Transcribe the listing verbatim. Do not carry over any pictures.

────────

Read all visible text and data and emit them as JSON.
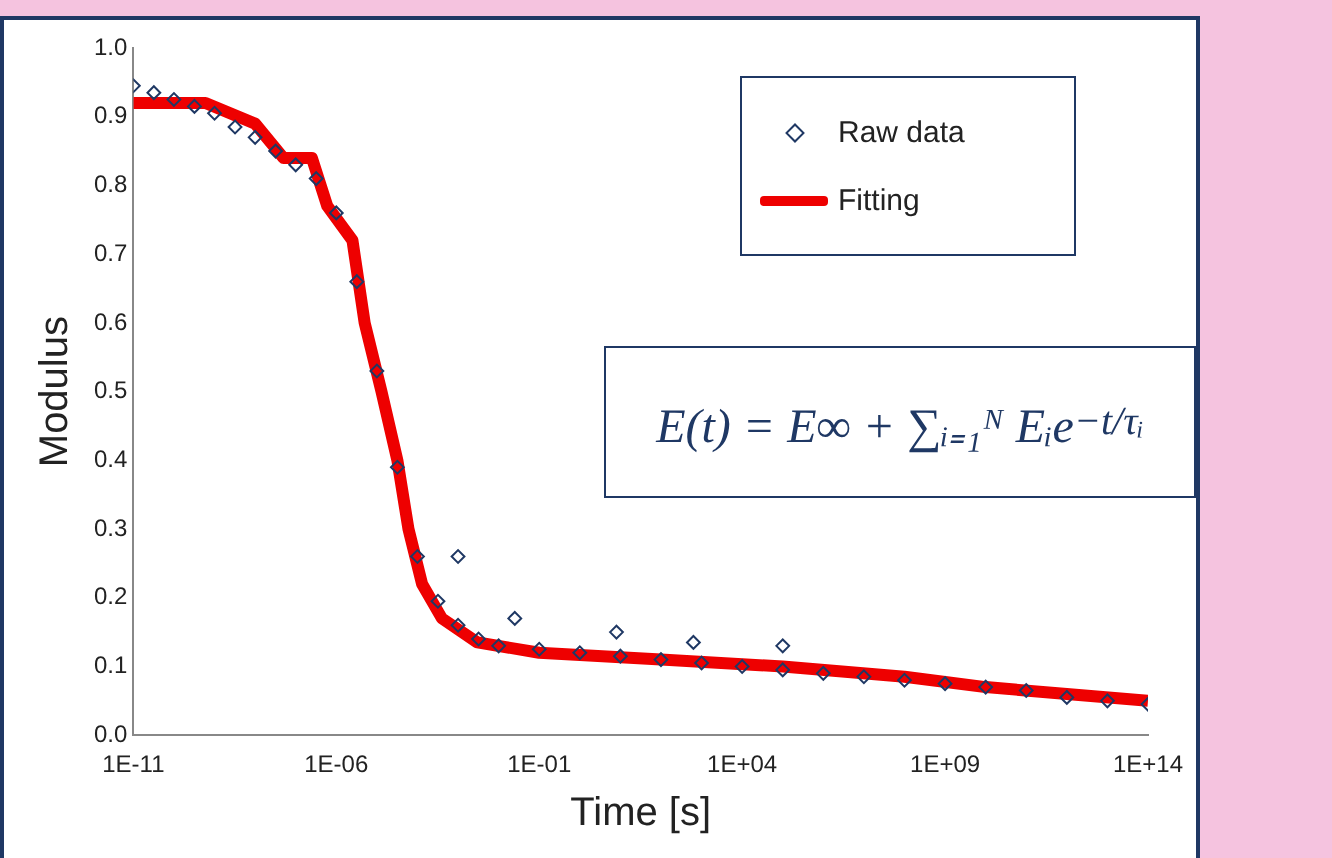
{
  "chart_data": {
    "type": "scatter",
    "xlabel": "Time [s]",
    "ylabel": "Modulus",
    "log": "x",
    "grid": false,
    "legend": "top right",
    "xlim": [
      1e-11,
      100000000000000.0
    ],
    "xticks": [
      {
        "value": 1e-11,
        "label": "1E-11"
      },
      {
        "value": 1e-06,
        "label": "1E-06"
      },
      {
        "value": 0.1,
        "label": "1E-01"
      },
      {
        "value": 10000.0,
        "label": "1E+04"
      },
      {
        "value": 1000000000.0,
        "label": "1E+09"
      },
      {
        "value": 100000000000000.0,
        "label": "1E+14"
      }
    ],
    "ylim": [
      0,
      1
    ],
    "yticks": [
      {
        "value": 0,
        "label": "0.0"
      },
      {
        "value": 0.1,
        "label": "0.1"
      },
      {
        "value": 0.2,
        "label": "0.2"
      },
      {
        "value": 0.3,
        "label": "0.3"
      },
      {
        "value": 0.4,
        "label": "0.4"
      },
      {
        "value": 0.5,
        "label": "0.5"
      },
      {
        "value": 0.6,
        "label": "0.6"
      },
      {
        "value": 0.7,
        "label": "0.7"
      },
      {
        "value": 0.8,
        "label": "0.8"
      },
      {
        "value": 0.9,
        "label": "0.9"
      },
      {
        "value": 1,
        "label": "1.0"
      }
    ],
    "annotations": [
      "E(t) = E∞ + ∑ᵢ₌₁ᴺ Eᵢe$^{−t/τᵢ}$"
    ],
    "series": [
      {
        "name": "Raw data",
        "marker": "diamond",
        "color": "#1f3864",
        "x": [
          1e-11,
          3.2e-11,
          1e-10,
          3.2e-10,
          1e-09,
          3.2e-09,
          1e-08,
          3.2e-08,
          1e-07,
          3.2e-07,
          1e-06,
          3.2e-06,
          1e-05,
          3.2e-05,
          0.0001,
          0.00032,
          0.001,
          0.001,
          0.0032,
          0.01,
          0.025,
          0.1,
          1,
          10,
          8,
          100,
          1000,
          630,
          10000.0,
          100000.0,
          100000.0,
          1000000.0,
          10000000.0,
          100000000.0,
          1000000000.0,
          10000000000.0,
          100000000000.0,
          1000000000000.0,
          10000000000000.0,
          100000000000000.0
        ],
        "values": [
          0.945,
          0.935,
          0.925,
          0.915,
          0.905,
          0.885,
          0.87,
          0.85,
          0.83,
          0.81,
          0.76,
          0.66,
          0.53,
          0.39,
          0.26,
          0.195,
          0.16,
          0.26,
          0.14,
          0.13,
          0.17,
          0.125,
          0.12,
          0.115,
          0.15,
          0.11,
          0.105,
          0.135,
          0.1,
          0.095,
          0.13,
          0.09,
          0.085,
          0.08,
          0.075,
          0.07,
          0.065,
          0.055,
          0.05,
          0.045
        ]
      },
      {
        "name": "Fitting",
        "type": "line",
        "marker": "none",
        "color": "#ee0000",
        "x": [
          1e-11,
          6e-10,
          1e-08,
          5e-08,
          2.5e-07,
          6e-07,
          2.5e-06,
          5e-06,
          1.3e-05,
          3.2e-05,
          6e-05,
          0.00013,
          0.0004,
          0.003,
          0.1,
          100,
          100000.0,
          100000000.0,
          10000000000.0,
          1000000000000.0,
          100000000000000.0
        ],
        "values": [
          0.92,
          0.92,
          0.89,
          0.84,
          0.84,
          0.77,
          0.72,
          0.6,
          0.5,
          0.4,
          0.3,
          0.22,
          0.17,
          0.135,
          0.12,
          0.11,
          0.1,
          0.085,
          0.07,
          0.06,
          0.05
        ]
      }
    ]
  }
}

────────

Result:
Read all visible text and data and emit them as JSON.
{
  "chart_data": {
    "type": "scatter",
    "xlabel": "Time [s]",
    "ylabel": "Modulus",
    "log": "x",
    "grid": false,
    "legend": "top right",
    "xlim": [
      1e-11,
      100000000000000.0
    ],
    "xticks": [
      {
        "value": 1e-11,
        "label": "1E-11"
      },
      {
        "value": 1e-06,
        "label": "1E-06"
      },
      {
        "value": 0.1,
        "label": "1E-01"
      },
      {
        "value": 10000.0,
        "label": "1E+04"
      },
      {
        "value": 1000000000.0,
        "label": "1E+09"
      },
      {
        "value": 100000000000000.0,
        "label": "1E+14"
      }
    ],
    "ylim": [
      0,
      1
    ],
    "yticks": [
      {
        "value": 0,
        "label": "0.0"
      },
      {
        "value": 0.1,
        "label": "0.1"
      },
      {
        "value": 0.2,
        "label": "0.2"
      },
      {
        "value": 0.3,
        "label": "0.3"
      },
      {
        "value": 0.4,
        "label": "0.4"
      },
      {
        "value": 0.5,
        "label": "0.5"
      },
      {
        "value": 0.6,
        "label": "0.6"
      },
      {
        "value": 0.7,
        "label": "0.7"
      },
      {
        "value": 0.8,
        "label": "0.8"
      },
      {
        "value": 0.9,
        "label": "0.9"
      },
      {
        "value": 1,
        "label": "1.0"
      }
    ],
    "annotations": [
      "E(t) = E∞ + ∑ᵢ₌₁ᴺ Eᵢe$^{−t/τᵢ}$"
    ],
    "series": [
      {
        "name": "Raw data",
        "marker": "diamond",
        "color": "#1f3864",
        "x": [
          1e-11,
          3.2e-11,
          1e-10,
          3.2e-10,
          1e-09,
          3.2e-09,
          1e-08,
          3.2e-08,
          1e-07,
          3.2e-07,
          1e-06,
          3.2e-06,
          1e-05,
          3.2e-05,
          0.0001,
          0.00032,
          0.001,
          0.001,
          0.0032,
          0.01,
          0.025,
          0.1,
          1,
          10,
          8,
          100,
          1000,
          630,
          10000.0,
          100000.0,
          100000.0,
          1000000.0,
          10000000.0,
          100000000.0,
          1000000000.0,
          10000000000.0,
          100000000000.0,
          1000000000000.0,
          10000000000000.0,
          100000000000000.0
        ],
        "values": [
          0.945,
          0.935,
          0.925,
          0.915,
          0.905,
          0.885,
          0.87,
          0.85,
          0.83,
          0.81,
          0.76,
          0.66,
          0.53,
          0.39,
          0.26,
          0.195,
          0.16,
          0.26,
          0.14,
          0.13,
          0.17,
          0.125,
          0.12,
          0.115,
          0.15,
          0.11,
          0.105,
          0.135,
          0.1,
          0.095,
          0.13,
          0.09,
          0.085,
          0.08,
          0.075,
          0.07,
          0.065,
          0.055,
          0.05,
          0.045
        ]
      },
      {
        "name": "Fitting",
        "type": "line",
        "marker": "none",
        "color": "#ee0000",
        "x": [
          1e-11,
          6e-10,
          1e-08,
          5e-08,
          2.5e-07,
          6e-07,
          2.5e-06,
          5e-06,
          1.3e-05,
          3.2e-05,
          6e-05,
          0.00013,
          0.0004,
          0.003,
          0.1,
          100,
          100000.0,
          100000000.0,
          10000000000.0,
          1000000000000.0,
          100000000000000.0
        ],
        "values": [
          0.92,
          0.92,
          0.89,
          0.84,
          0.84,
          0.77,
          0.72,
          0.6,
          0.5,
          0.4,
          0.3,
          0.22,
          0.17,
          0.135,
          0.12,
          0.11,
          0.1,
          0.085,
          0.07,
          0.06,
          0.05
        ]
      }
    ]
  }
}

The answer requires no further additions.